▶ [Goal]
Going through the material below, please gather all lines with the word "seines" in them.

## begin

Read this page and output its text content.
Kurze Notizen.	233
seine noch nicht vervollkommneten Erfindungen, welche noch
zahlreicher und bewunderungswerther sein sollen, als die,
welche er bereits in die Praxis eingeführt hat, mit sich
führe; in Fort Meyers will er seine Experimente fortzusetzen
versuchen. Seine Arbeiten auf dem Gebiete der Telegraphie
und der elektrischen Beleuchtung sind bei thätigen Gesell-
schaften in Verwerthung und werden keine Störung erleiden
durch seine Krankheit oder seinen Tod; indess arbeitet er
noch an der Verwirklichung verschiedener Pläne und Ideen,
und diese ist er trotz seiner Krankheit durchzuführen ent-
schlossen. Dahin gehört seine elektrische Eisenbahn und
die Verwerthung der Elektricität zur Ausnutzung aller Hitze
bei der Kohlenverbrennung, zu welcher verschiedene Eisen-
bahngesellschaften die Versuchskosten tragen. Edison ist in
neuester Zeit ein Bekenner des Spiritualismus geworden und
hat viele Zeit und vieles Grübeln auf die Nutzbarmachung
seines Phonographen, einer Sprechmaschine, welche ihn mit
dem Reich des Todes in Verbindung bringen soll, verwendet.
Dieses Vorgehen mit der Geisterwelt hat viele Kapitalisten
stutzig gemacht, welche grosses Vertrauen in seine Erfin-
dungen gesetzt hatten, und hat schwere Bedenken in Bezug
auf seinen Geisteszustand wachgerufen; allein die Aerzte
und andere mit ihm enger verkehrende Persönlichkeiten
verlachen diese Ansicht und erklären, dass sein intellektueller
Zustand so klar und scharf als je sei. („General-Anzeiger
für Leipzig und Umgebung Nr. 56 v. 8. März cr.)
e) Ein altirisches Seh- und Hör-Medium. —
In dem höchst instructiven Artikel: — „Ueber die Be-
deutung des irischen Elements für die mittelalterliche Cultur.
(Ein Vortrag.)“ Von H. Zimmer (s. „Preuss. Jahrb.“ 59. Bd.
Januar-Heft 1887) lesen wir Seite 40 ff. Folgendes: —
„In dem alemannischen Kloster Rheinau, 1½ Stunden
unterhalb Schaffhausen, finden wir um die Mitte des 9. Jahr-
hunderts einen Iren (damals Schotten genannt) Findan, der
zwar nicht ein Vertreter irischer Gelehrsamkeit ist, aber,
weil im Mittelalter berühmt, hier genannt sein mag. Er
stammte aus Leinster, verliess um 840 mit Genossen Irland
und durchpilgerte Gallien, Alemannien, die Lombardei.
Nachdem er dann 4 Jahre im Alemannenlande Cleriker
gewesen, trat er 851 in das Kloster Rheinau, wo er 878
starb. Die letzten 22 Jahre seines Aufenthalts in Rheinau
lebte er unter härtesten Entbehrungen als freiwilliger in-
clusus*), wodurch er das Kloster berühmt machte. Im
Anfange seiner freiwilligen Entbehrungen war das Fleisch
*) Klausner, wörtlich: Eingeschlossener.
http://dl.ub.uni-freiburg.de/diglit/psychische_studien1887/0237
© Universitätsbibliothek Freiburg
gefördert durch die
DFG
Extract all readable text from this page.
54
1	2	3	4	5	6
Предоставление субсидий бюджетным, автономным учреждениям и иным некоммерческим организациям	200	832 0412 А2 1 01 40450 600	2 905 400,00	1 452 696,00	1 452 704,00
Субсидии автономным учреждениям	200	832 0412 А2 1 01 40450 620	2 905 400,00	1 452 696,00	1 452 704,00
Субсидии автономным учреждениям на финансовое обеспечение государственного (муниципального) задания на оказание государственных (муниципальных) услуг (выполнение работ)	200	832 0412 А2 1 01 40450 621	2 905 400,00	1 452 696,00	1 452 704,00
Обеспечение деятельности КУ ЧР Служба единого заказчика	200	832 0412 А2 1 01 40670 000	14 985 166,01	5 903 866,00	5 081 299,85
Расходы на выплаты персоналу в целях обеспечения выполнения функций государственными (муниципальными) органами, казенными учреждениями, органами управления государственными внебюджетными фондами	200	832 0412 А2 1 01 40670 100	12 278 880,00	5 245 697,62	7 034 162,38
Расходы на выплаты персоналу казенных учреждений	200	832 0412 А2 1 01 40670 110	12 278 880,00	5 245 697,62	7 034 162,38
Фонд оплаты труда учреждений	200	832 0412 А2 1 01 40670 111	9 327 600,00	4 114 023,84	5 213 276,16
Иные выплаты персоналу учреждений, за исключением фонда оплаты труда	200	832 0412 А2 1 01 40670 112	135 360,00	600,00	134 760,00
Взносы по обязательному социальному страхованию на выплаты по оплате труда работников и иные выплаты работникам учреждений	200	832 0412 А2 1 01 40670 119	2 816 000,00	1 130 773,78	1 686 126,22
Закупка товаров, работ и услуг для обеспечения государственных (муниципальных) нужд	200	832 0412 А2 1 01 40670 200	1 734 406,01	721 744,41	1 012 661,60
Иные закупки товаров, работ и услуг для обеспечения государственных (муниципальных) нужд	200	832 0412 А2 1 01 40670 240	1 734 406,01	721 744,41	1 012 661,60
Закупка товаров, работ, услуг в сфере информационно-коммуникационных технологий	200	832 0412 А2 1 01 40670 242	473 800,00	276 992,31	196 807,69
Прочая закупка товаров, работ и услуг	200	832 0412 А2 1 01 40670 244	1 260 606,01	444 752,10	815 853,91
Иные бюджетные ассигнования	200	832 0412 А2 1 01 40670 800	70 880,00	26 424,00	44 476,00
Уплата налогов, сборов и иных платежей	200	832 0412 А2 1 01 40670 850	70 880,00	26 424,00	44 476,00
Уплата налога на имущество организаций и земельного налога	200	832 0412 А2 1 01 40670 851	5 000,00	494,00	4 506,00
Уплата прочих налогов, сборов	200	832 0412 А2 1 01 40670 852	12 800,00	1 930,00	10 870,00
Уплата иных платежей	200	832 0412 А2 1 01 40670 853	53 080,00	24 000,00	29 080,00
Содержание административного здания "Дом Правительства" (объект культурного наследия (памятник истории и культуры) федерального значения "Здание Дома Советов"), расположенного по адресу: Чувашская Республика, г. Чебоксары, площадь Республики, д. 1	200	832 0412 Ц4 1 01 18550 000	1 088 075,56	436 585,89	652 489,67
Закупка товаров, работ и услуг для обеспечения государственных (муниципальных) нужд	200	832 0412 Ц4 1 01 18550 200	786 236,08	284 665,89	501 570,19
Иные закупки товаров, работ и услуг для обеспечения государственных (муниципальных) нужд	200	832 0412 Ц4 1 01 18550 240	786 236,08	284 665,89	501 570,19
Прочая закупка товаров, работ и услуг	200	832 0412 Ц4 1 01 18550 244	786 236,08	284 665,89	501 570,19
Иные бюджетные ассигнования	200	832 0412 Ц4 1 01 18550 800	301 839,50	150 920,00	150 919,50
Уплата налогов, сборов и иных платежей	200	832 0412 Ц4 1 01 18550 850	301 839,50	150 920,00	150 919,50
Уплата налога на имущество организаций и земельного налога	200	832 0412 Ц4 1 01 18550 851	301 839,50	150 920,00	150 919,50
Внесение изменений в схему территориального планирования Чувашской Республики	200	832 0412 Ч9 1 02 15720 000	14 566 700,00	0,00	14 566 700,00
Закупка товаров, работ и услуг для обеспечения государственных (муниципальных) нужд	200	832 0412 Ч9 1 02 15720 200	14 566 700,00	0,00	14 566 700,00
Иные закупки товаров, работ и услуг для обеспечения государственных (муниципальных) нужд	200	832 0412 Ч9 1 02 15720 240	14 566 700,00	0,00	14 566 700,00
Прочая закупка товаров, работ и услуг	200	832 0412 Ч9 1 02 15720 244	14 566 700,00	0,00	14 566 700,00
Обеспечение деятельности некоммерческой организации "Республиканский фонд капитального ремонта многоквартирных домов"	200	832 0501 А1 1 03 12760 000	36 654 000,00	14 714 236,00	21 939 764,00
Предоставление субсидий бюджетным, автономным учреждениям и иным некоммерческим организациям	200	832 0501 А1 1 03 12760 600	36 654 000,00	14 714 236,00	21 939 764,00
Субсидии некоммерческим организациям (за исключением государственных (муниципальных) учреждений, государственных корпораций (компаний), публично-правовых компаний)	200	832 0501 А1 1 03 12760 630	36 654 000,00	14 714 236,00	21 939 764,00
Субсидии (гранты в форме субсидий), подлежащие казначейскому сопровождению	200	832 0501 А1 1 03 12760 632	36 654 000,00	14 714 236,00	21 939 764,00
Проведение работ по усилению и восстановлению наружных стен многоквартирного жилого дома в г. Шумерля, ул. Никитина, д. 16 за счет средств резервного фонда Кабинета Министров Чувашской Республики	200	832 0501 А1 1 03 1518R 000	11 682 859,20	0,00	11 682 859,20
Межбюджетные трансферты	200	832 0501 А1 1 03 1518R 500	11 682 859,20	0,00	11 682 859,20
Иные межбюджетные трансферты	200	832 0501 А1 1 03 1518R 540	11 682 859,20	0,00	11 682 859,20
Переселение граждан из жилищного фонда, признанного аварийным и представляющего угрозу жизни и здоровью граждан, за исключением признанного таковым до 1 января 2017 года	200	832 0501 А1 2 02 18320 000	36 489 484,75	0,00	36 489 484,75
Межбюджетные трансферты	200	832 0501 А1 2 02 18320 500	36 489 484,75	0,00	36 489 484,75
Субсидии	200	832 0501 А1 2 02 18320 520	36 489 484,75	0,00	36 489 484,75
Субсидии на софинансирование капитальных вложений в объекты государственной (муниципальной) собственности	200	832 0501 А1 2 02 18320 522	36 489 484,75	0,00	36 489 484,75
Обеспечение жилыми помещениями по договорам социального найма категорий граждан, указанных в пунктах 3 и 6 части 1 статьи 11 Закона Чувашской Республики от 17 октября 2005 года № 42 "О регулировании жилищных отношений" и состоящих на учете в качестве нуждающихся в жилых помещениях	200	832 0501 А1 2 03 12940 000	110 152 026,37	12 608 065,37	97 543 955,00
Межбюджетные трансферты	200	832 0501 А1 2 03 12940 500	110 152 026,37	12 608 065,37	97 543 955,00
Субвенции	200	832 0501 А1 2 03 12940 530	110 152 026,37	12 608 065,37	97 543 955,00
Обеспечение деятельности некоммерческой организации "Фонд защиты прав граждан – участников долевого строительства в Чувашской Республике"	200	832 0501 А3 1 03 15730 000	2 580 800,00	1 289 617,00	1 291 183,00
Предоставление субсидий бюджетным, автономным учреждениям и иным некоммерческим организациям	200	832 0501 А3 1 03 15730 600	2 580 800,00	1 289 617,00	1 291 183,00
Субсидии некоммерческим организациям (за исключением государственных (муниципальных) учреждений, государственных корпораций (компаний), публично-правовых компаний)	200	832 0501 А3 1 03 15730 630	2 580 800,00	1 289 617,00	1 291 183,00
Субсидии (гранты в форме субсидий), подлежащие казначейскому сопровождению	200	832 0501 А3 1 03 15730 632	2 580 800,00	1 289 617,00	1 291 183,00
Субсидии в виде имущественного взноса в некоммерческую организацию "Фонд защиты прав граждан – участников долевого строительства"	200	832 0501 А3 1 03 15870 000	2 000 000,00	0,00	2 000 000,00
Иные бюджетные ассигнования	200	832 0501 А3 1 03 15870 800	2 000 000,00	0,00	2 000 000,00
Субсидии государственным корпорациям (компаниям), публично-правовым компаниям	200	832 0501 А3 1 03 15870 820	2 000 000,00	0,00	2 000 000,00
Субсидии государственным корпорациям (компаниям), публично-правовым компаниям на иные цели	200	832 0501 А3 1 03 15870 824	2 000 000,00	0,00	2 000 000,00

## end

▶ [Output below]
seines Phonographen, einer Sprechmaschine, welche ihn mit
starb. Die letzten 22 Jahre seines Aufenthalts in Rheinau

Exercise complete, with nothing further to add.